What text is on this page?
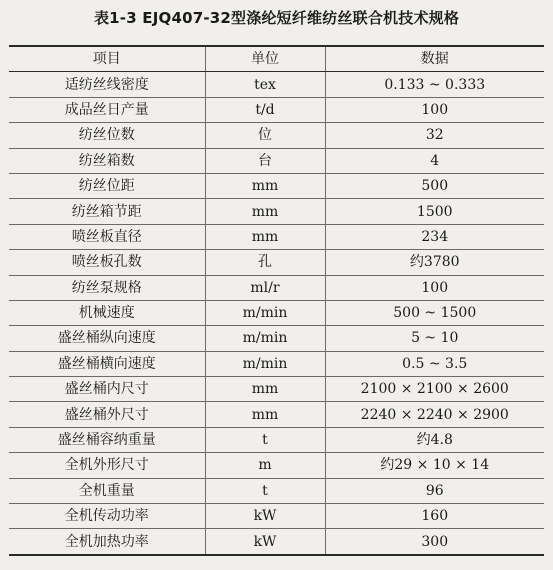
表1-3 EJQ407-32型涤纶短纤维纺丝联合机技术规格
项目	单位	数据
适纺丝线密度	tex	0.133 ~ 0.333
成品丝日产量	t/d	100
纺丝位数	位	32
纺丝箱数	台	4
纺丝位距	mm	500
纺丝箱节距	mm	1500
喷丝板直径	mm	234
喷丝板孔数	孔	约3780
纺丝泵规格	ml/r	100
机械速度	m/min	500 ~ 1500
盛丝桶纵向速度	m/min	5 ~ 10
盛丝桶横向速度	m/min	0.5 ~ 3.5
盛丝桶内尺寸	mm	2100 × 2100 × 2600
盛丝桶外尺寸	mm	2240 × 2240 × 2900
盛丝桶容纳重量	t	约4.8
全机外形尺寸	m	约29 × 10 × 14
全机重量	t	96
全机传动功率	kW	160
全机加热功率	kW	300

════════════════════

> Prompt
Omit every picture while copying the listing above exactly.

> Task solution
What text is on this page?
表1-3 EJQ407-32型涤纶短纤维纺丝联合机技术规格
项目	单位	数据
适纺丝线密度	tex	0.133 ~ 0.333
成品丝日产量	t/d	100
纺丝位数	位	32
纺丝箱数	台	4
纺丝位距	mm	500
纺丝箱节距	mm	1500
喷丝板直径	mm	234
喷丝板孔数	孔	约3780
纺丝泵规格	ml/r	100
机械速度	m/min	500 ~ 1500
盛丝桶纵向速度	m/min	5 ~ 10
盛丝桶横向速度	m/min	0.5 ~ 3.5
盛丝桶内尺寸	mm	2100 × 2100 × 2600
盛丝桶外尺寸	mm	2240 × 2240 × 2900
盛丝桶容纳重量	t	约4.8
全机外形尺寸	m	约29 × 10 × 14
全机重量	t	96
全机传动功率	kW	160
全机加热功率	kW	300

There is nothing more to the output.